Do this. Show each line that has the string "Зона" in it.

* Begin Records for processing *

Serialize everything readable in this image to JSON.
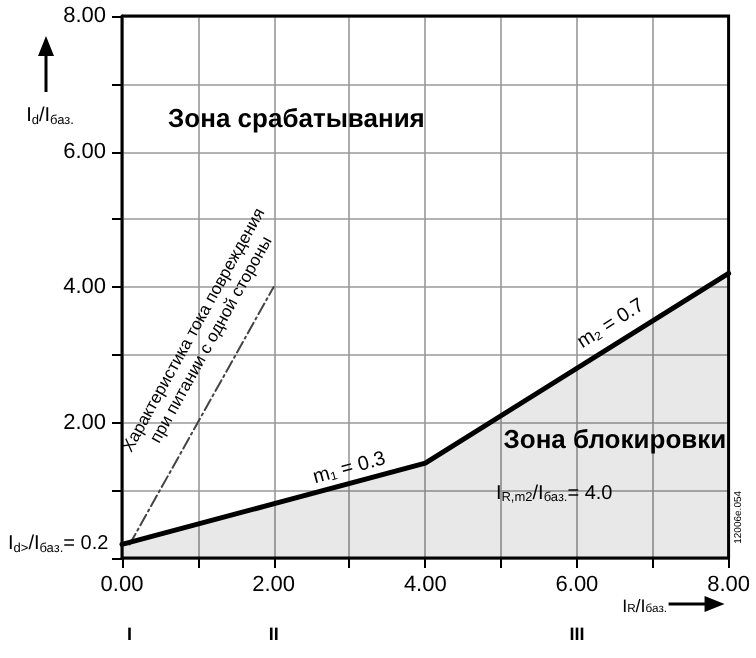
{
  "chart_data": {
    "type": "line",
    "xlabel": "I$_{R}$/I$_{баз.}$",
    "ylabel": "I$_{d}$/I$_{баз.}$",
    "xlim": [
      0,
      8
    ],
    "ylim": [
      0,
      8
    ],
    "xticks": [
      {
        "value": 0,
        "label": "0.00"
      },
      {
        "value": 1,
        "label": null
      },
      {
        "value": 2,
        "label": "2.00"
      },
      {
        "value": 3,
        "label": null
      },
      {
        "value": 4,
        "label": "4.00"
      },
      {
        "value": 5,
        "label": null
      },
      {
        "value": 6,
        "label": "6.00"
      },
      {
        "value": 7,
        "label": null
      },
      {
        "value": 8,
        "label": "8.00"
      }
    ],
    "yticks": [
      {
        "value": 0,
        "label": null
      },
      {
        "value": 1,
        "label": null
      },
      {
        "value": 2,
        "label": "2.00"
      },
      {
        "value": 3,
        "label": null
      },
      {
        "value": 4,
        "label": "4.00"
      },
      {
        "value": 5,
        "label": null
      },
      {
        "value": 6,
        "label": "6.00"
      },
      {
        "value": 7,
        "label": null
      },
      {
        "value": 8,
        "label": "8.00"
      }
    ],
    "grid": true,
    "series": [
      {
        "type": "area",
        "color": "#000000",
        "x": [
          0,
          4,
          8
        ],
        "values": [
          0.2,
          1.4,
          4.2
        ]
      },
      {
        "color": "#444444",
        "line_style": "dashed",
        "x": [
          0.1,
          2
        ],
        "values": [
          0.2,
          4
        ]
      }
    ],
    "annotations": [
      "Зона срабатывания",
      "Зона блокировки",
      "m₁ = 0.3",
      "m₂ = 0.7",
      "I$_{R,m2}$/I$_{баз.}$= 4.0",
      "I$_{d>}$/I$_{баз.}$= 0.2",
      "Характеристика тока повреждения\nпри питании с одной стороны",
      "12006e.054",
      "I",
      "II",
      "III"
    ]
  }
}
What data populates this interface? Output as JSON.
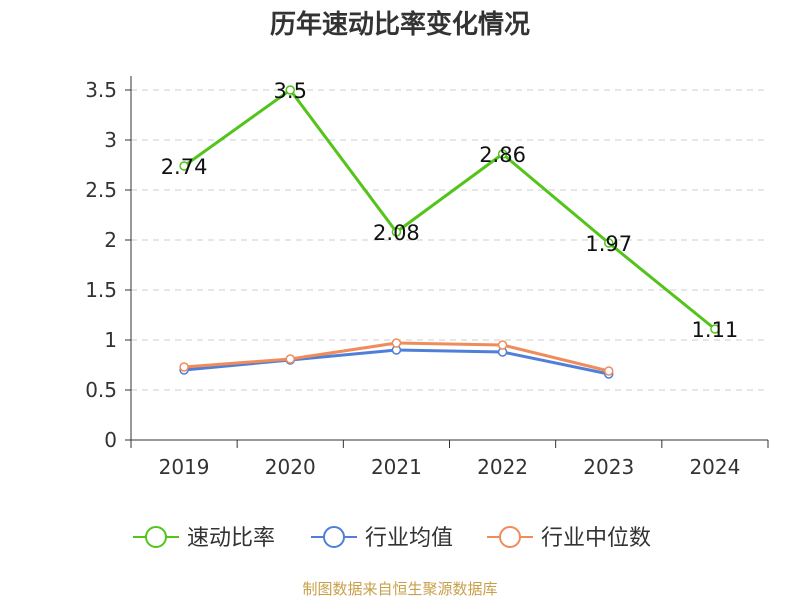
{
  "chart_data": {
    "type": "line",
    "title": "历年速动比率变化情况",
    "categories": [
      "2019",
      "2020",
      "2021",
      "2022",
      "2023",
      "2024"
    ],
    "ylim": [
      0,
      3.5
    ],
    "yticks": [
      "0",
      "0.5",
      "1",
      "1.5",
      "2",
      "2.5",
      "3",
      "3.5"
    ],
    "grid": true,
    "legend_position": "bottom",
    "series": [
      {
        "name": "速动比率",
        "color": "#52c41a",
        "values": [
          2.74,
          3.5,
          2.08,
          2.86,
          1.97,
          1.11
        ],
        "labels": [
          "2.74",
          "3.5",
          "2.08",
          "2.86",
          "1.97",
          "1.11"
        ]
      },
      {
        "name": "行业均值",
        "color": "#4f7fd8",
        "values": [
          0.7,
          0.8,
          0.9,
          0.88,
          0.66,
          null
        ]
      },
      {
        "name": "行业中位数",
        "color": "#f08c5a",
        "values": [
          0.73,
          0.81,
          0.97,
          0.95,
          0.69,
          null
        ]
      }
    ]
  },
  "source_note": "制图数据来自恒生聚源数据库"
}
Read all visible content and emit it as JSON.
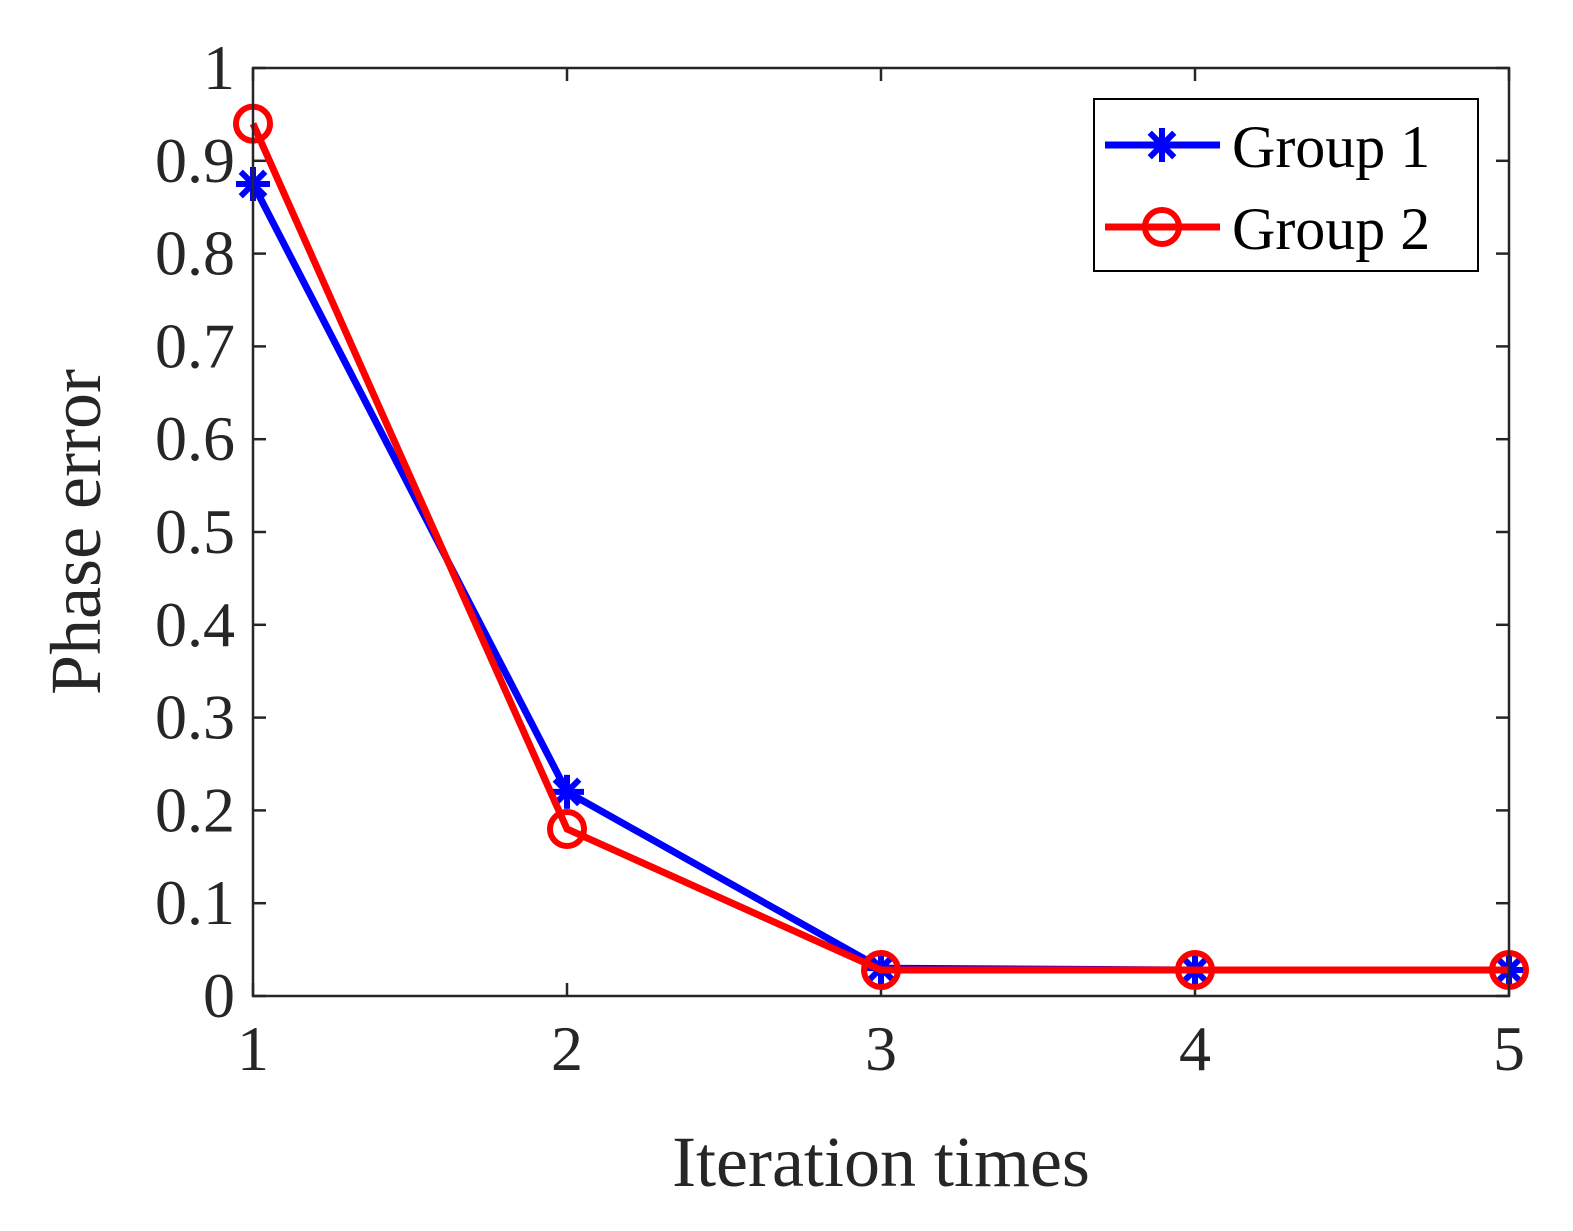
{
  "chart_data": {
    "type": "line",
    "title": "",
    "xlabel": "Iteration times",
    "ylabel": "Phase error",
    "x": [
      1,
      2,
      3,
      4,
      5
    ],
    "xlim": [
      1,
      5
    ],
    "ylim": [
      0,
      1
    ],
    "xticks": [
      "1",
      "2",
      "3",
      "4",
      "5"
    ],
    "yticks": [
      "0",
      "0.1",
      "0.2",
      "0.3",
      "0.4",
      "0.5",
      "0.6",
      "0.7",
      "0.8",
      "0.9",
      "1"
    ],
    "grid": false,
    "legend_position": "top-right",
    "series": [
      {
        "name": "Group 1",
        "color": "#0000ff",
        "marker": "asterisk",
        "values": [
          0.875,
          0.22,
          0.03,
          0.028,
          0.028
        ]
      },
      {
        "name": "Group 2",
        "color": "#ff0000",
        "marker": "circle",
        "values": [
          0.94,
          0.18,
          0.028,
          0.028,
          0.028
        ]
      }
    ]
  }
}
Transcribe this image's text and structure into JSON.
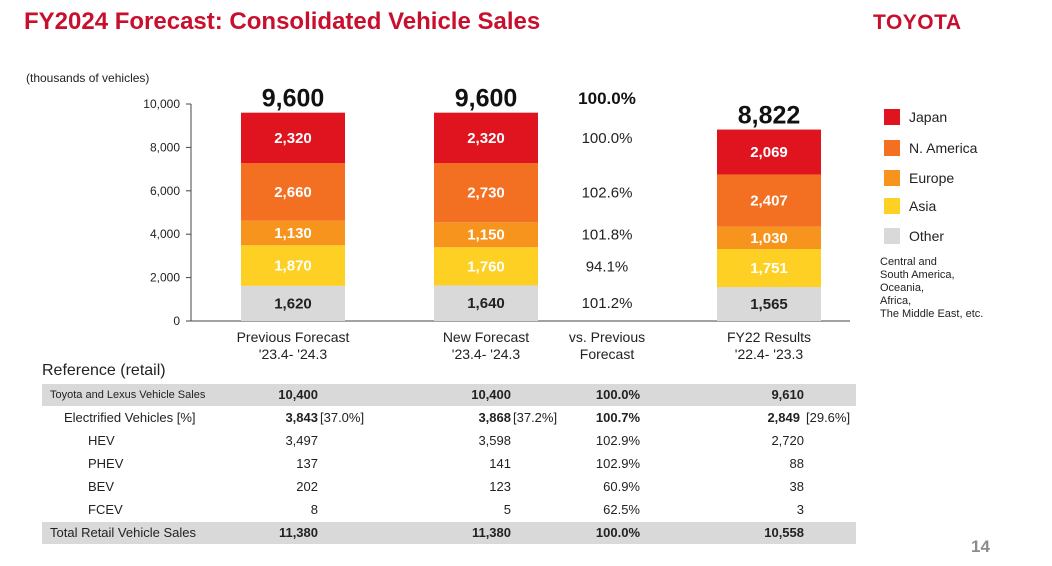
{
  "title": "FY2024 Forecast: Consolidated Vehicle Sales",
  "logo": "TOYOTA",
  "page_number": "14",
  "chart_data": {
    "type": "bar",
    "stacked": true,
    "unit_label": "(thousands of vehicles)",
    "ylim": [
      0,
      10000
    ],
    "yticks": [
      "0",
      "2,000",
      "4,000",
      "6,000",
      "8,000",
      "10,000"
    ],
    "categories": [
      {
        "line1": "Previous  Forecast",
        "line2": "'23.4- '24.3"
      },
      {
        "line1": "New Forecast",
        "line2": "'23.4- '24.3"
      },
      {
        "line1": "FY22 Results",
        "line2": "'22.4- '23.3"
      }
    ],
    "totals": [
      9600,
      9600,
      8822
    ],
    "total_labels": [
      "9,600",
      "9,600",
      "8,822"
    ],
    "series": [
      {
        "name": "Other",
        "color": "#d9d9d9",
        "text_color": "#222222",
        "values": [
          1620,
          1640,
          1565
        ],
        "labels": [
          "1,620",
          "1,640",
          "1,565"
        ]
      },
      {
        "name": "Asia",
        "color": "#fdd023",
        "text_color": "#ffffff",
        "values": [
          1870,
          1760,
          1751
        ],
        "labels": [
          "1,870",
          "1,760",
          "1,751"
        ]
      },
      {
        "name": "Europe",
        "color": "#f7941d",
        "text_color": "#ffffff",
        "values": [
          1130,
          1150,
          1030
        ],
        "labels": [
          "1,130",
          "1,150",
          "1,030"
        ]
      },
      {
        "name": "N. America",
        "color": "#f36f21",
        "text_color": "#ffffff",
        "values": [
          2660,
          2730,
          2407
        ],
        "labels": [
          "2,660",
          "2,730",
          "2,407"
        ]
      },
      {
        "name": "Japan",
        "color": "#e0141f",
        "text_color": "#ffffff",
        "values": [
          2320,
          2320,
          2069
        ],
        "labels": [
          "2,320",
          "2,320",
          "2,069"
        ]
      }
    ],
    "comparison": {
      "header": "vs. Previous",
      "header2": "Forecast",
      "total": "100.0%",
      "values": [
        "101.2%",
        "94.1%",
        "101.8%",
        "102.6%",
        "100.0%"
      ]
    }
  },
  "legend": {
    "items": [
      {
        "label": "Japan",
        "color": "#e0141f"
      },
      {
        "label": "N. America",
        "color": "#f36f21"
      },
      {
        "label": "Europe",
        "color": "#f7941d"
      },
      {
        "label": "Asia",
        "color": "#fdd023"
      },
      {
        "label": "Other",
        "color": "#d9d9d9"
      }
    ],
    "note_lines": [
      "Central and",
      "South America,",
      "Oceania,",
      "Africa,",
      "The Middle East, etc."
    ]
  },
  "reference": {
    "title": "Reference (retail)",
    "rows": [
      {
        "label": "Toyota and Lexus Vehicle Sales",
        "prev": "10,400",
        "prev_pct": "",
        "new": "10,400",
        "new_pct": "",
        "vs": "100.0%",
        "fy22": "9,610",
        "fy22_pct": ""
      },
      {
        "label": "Electrified Vehicles [%]",
        "prev": "3,843",
        "prev_pct": "[37.0%]",
        "new": "3,868",
        "new_pct": "[37.2%]",
        "vs": "100.7%",
        "fy22": "2,849",
        "fy22_pct": "[29.6%]"
      },
      {
        "label": "HEV",
        "prev": "3,497",
        "prev_pct": "",
        "new": "3,598",
        "new_pct": "",
        "vs": "102.9%",
        "fy22": "2,720",
        "fy22_pct": ""
      },
      {
        "label": "PHEV",
        "prev": "137",
        "prev_pct": "",
        "new": "141",
        "new_pct": "",
        "vs": "102.9%",
        "fy22": "88",
        "fy22_pct": ""
      },
      {
        "label": "BEV",
        "prev": "202",
        "prev_pct": "",
        "new": "123",
        "new_pct": "",
        "vs": "60.9%",
        "fy22": "38",
        "fy22_pct": ""
      },
      {
        "label": "FCEV",
        "prev": "8",
        "prev_pct": "",
        "new": "5",
        "new_pct": "",
        "vs": "62.5%",
        "fy22": "3",
        "fy22_pct": ""
      },
      {
        "label": "Total Retail Vehicle Sales",
        "prev": "11,380",
        "prev_pct": "",
        "new": "11,380",
        "new_pct": "",
        "vs": "100.0%",
        "fy22": "10,558",
        "fy22_pct": ""
      }
    ]
  }
}
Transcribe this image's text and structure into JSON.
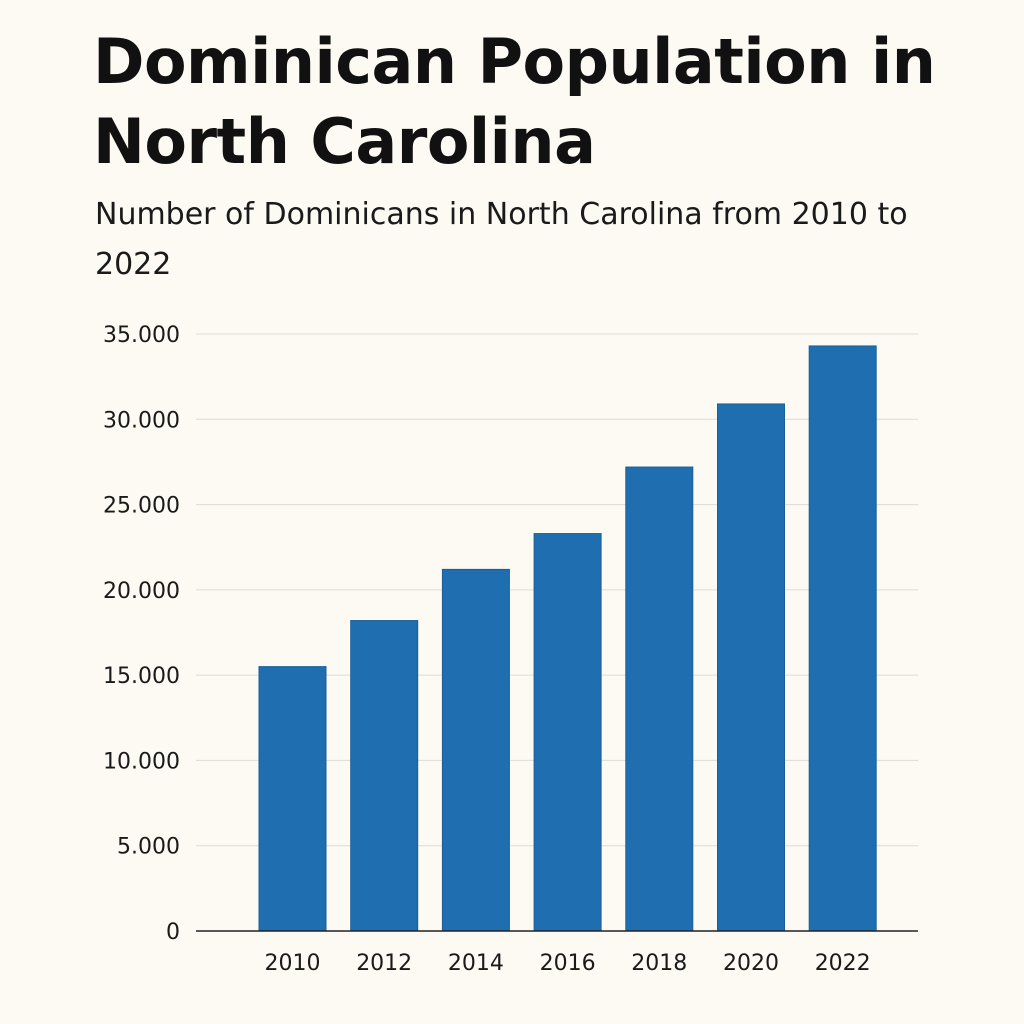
{
  "chart_data": {
    "type": "bar",
    "title": "Dominican Population in North Carolina",
    "subtitle": "Number of Dominicans in North Carolina from 2010 to 2022",
    "xlabel": "",
    "ylabel": "",
    "categories": [
      "2010",
      "2012",
      "2014",
      "2016",
      "2018",
      "2020",
      "2022"
    ],
    "values": [
      15500,
      18200,
      21200,
      23300,
      27200,
      30900,
      34300
    ],
    "ylim": [
      0,
      35000
    ],
    "yticks": [
      0,
      5000,
      10000,
      15000,
      20000,
      25000,
      30000,
      35000
    ],
    "ytick_labels": [
      "0",
      "5.000",
      "10.000",
      "15.000",
      "20.000",
      "25.000",
      "30.000",
      "35.000"
    ],
    "grid": true,
    "legend": "none",
    "colors": {
      "bar": "#1f6fb0",
      "bar_edge": "#1a5f99",
      "grid": "#dcdcd6",
      "axis": "#222222",
      "background": "#fdfaf3"
    }
  }
}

* End Records for processing *

Finished exercise.
      "Зона срабатывания",
      "Зона блокировки",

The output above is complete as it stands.